--- Exercise goal ---
Pull out every line containing the string "pressing".

--- Source data ---

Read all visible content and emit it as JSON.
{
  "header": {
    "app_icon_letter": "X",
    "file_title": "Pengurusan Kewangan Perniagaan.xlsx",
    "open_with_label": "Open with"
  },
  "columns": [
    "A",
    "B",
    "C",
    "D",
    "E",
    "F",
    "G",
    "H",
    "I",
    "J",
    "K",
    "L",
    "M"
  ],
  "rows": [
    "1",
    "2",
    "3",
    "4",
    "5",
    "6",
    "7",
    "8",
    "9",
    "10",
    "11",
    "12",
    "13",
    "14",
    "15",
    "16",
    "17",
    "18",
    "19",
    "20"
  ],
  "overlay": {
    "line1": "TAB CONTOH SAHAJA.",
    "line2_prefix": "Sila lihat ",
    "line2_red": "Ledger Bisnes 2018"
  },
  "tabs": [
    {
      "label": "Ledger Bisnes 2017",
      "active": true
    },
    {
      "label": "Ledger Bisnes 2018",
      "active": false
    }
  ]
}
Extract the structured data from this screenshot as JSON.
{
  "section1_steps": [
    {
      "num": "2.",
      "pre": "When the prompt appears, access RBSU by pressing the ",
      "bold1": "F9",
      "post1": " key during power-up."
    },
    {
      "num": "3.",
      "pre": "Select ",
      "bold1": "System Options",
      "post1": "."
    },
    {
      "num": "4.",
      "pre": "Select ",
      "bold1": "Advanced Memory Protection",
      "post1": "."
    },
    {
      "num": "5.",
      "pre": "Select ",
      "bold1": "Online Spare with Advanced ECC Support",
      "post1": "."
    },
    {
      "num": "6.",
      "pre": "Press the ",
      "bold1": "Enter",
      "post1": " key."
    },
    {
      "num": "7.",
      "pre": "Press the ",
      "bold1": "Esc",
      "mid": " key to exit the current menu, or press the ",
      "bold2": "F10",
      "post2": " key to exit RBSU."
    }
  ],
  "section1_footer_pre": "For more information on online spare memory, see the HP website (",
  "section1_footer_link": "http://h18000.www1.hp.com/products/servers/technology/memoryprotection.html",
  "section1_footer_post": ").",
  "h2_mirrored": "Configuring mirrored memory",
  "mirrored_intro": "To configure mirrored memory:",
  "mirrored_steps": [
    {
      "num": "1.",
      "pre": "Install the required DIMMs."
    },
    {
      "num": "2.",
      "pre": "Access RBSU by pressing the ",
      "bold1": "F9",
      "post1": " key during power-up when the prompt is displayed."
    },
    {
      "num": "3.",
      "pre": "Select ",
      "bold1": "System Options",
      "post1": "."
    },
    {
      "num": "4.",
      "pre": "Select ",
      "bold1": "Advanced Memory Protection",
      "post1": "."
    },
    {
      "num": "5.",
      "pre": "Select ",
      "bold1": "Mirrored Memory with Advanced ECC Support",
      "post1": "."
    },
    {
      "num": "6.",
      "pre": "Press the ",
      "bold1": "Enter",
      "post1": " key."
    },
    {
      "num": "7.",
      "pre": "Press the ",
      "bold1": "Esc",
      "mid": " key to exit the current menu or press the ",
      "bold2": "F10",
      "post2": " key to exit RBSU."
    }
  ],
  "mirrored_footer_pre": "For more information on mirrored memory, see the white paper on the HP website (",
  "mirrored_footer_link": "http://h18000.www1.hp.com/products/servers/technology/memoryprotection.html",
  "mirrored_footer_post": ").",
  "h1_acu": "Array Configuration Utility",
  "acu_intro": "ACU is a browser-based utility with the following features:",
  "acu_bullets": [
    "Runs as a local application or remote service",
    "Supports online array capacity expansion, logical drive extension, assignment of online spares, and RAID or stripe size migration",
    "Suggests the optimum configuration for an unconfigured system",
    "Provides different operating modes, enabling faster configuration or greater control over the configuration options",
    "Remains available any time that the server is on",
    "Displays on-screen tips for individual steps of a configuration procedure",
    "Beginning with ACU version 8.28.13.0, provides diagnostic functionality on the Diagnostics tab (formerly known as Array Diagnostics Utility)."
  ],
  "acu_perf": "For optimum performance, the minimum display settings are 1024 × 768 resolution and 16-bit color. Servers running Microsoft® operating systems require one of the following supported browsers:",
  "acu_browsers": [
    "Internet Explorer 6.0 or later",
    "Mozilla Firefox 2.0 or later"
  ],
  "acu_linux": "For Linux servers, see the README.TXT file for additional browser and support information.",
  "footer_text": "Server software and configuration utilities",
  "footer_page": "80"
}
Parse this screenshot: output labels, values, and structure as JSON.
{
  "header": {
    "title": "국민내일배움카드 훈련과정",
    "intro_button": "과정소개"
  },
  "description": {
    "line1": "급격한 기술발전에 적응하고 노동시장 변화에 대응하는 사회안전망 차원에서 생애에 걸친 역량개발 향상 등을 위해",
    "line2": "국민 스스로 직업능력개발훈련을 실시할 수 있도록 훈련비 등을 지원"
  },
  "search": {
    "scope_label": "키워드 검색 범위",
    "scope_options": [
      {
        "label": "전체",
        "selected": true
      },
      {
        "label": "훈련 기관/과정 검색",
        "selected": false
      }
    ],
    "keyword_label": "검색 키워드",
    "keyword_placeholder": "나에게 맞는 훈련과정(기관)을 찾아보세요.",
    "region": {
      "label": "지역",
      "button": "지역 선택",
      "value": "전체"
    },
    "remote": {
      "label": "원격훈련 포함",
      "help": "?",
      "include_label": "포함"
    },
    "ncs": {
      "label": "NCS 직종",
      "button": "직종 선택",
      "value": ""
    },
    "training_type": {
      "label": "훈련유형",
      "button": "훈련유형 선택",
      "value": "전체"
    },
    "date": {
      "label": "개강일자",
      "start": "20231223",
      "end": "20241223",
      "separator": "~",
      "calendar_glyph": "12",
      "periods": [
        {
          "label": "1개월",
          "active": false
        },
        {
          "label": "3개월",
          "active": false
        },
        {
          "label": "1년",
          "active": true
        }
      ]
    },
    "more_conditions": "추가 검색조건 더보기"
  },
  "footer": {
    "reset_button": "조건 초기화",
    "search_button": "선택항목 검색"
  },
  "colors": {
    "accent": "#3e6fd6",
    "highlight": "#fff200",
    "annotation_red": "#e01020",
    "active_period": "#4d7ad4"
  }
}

--- Worked solution ---
      "pre": "When the prompt appears, access RBSU by pressing the ",
      "pre": "Access RBSU by pressing the ",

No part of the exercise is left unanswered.